++++ RECORD EXTRACTS ++++
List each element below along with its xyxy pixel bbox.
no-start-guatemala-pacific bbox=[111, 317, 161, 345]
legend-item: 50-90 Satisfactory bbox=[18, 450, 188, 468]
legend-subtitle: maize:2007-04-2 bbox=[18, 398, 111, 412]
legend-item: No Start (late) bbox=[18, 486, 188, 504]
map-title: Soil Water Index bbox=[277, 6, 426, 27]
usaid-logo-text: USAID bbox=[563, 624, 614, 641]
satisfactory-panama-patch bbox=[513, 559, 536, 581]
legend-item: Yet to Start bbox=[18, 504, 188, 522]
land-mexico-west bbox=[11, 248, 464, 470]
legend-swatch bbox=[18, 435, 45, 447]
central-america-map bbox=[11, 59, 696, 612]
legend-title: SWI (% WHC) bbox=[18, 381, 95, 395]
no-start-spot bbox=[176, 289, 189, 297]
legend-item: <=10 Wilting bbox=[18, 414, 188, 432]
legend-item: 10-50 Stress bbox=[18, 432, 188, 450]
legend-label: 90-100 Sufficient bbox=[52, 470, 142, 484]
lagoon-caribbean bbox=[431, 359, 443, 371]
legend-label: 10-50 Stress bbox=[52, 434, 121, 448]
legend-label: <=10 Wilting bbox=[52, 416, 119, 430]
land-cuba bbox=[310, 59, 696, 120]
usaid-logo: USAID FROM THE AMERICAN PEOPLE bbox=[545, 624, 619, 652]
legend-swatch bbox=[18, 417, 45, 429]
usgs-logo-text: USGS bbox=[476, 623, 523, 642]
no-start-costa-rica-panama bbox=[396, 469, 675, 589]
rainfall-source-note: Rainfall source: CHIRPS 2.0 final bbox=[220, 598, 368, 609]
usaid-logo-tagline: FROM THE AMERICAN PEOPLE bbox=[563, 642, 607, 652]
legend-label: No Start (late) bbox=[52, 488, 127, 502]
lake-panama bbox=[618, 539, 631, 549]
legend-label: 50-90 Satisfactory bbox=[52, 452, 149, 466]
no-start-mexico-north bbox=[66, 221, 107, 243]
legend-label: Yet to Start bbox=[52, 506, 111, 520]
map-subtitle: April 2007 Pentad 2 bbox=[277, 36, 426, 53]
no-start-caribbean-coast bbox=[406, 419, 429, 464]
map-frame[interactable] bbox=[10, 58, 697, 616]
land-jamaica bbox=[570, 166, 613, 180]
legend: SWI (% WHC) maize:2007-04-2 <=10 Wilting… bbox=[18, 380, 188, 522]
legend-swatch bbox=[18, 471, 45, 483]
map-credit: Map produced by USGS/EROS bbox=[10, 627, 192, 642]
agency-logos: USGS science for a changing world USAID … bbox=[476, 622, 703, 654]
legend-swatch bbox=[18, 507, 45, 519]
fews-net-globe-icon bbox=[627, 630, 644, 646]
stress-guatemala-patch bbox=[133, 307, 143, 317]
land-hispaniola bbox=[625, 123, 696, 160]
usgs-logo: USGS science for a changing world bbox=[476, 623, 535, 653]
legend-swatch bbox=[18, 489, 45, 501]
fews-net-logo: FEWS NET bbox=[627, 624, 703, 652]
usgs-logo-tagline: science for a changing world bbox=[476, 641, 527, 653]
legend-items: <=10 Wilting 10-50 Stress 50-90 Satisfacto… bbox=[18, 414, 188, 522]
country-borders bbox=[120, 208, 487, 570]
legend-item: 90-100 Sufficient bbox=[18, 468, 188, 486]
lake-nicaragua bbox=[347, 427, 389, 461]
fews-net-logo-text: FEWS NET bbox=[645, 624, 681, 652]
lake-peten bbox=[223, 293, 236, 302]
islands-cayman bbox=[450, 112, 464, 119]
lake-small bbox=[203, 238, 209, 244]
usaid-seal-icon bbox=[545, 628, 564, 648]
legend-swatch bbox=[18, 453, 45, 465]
++++
EXERCISE GOAL — Could you reproduce every line of the item above, character for character?

FINAL RESULT —
List each element below along with its xyxy pixel bbox.
no-start-guatemala-pacific bbox=[111, 317, 161, 345]
legend-item: 50-90 Satisfactory bbox=[18, 450, 188, 468]
legend-subtitle: maize:2007-04-2 bbox=[18, 398, 111, 412]
legend-item: No Start (late) bbox=[18, 486, 188, 504]
map-title: Soil Water Index bbox=[277, 6, 426, 27]
usaid-logo-text: USAID bbox=[563, 624, 614, 641]
satisfactory-panama-patch bbox=[513, 559, 536, 581]
legend-item: Yet to Start bbox=[18, 504, 188, 522]
land-mexico-west bbox=[11, 248, 464, 470]
legend-swatch bbox=[18, 435, 45, 447]
central-america-map bbox=[11, 59, 696, 612]
legend-title: SWI (% WHC) bbox=[18, 381, 95, 395]
no-start-spot bbox=[176, 289, 189, 297]
legend-item: <=10 Wilting bbox=[18, 414, 188, 432]
legend-item: 10-50 Stress bbox=[18, 432, 188, 450]
legend-label: 90-100 Sufficient bbox=[52, 470, 142, 484]
lagoon-caribbean bbox=[431, 359, 443, 371]
legend-label: 10-50 Stress bbox=[52, 434, 121, 448]
legend-label: <=10 Wilting bbox=[52, 416, 119, 430]
land-cuba bbox=[310, 59, 696, 120]
usaid-logo: USAID FROM THE AMERICAN PEOPLE bbox=[545, 624, 619, 652]
legend-swatch bbox=[18, 417, 45, 429]
usgs-logo-text: USGS bbox=[476, 623, 523, 642]
no-start-costa-rica-panama bbox=[396, 469, 675, 589]
rainfall-source-note: Rainfall source: CHIRPS 2.0 final bbox=[220, 598, 368, 609]
usaid-logo-tagline: FROM THE AMERICAN PEOPLE bbox=[563, 642, 607, 652]
legend-label: No Start (late) bbox=[52, 488, 127, 502]
lake-panama bbox=[618, 539, 631, 549]
legend-label: 50-90 Satisfactory bbox=[52, 452, 149, 466]
no-start-mexico-north bbox=[66, 221, 107, 243]
legend-label: Yet to Start bbox=[52, 506, 111, 520]
map-subtitle: April 2007 Pentad 2 bbox=[277, 36, 426, 53]
no-start-caribbean-coast bbox=[406, 419, 429, 464]
map-frame[interactable] bbox=[10, 58, 697, 616]
land-jamaica bbox=[570, 166, 613, 180]
legend: SWI (% WHC) maize:2007-04-2 <=10 Wilting… bbox=[18, 380, 188, 522]
legend-swatch bbox=[18, 471, 45, 483]
map-credit: Map produced by USGS/EROS bbox=[10, 627, 192, 642]
agency-logos: USGS science for a changing world USAID … bbox=[476, 622, 703, 654]
legend-swatch bbox=[18, 507, 45, 519]
fews-net-globe-icon bbox=[627, 630, 644, 646]
stress-guatemala-patch bbox=[133, 307, 143, 317]
land-hispaniola bbox=[625, 123, 696, 160]
usgs-logo: USGS science for a changing world bbox=[476, 623, 535, 653]
legend-swatch bbox=[18, 489, 45, 501]
fews-net-logo: FEWS NET bbox=[627, 624, 703, 652]
usgs-logo-tagline: science for a changing world bbox=[476, 641, 527, 653]
legend-items: <=10 Wilting 10-50 Stress 50-90 Satisfacto… bbox=[18, 414, 188, 522]
country-borders bbox=[120, 208, 487, 570]
legend-item: 90-100 Sufficient bbox=[18, 468, 188, 486]
lake-nicaragua bbox=[347, 427, 389, 461]
fews-net-logo-text: FEWS NET bbox=[645, 624, 681, 652]
lake-peten bbox=[223, 293, 236, 302]
islands-cayman bbox=[450, 112, 464, 119]
lake-small bbox=[203, 238, 209, 244]
usaid-seal-icon bbox=[545, 628, 564, 648]
legend-swatch bbox=[18, 453, 45, 465]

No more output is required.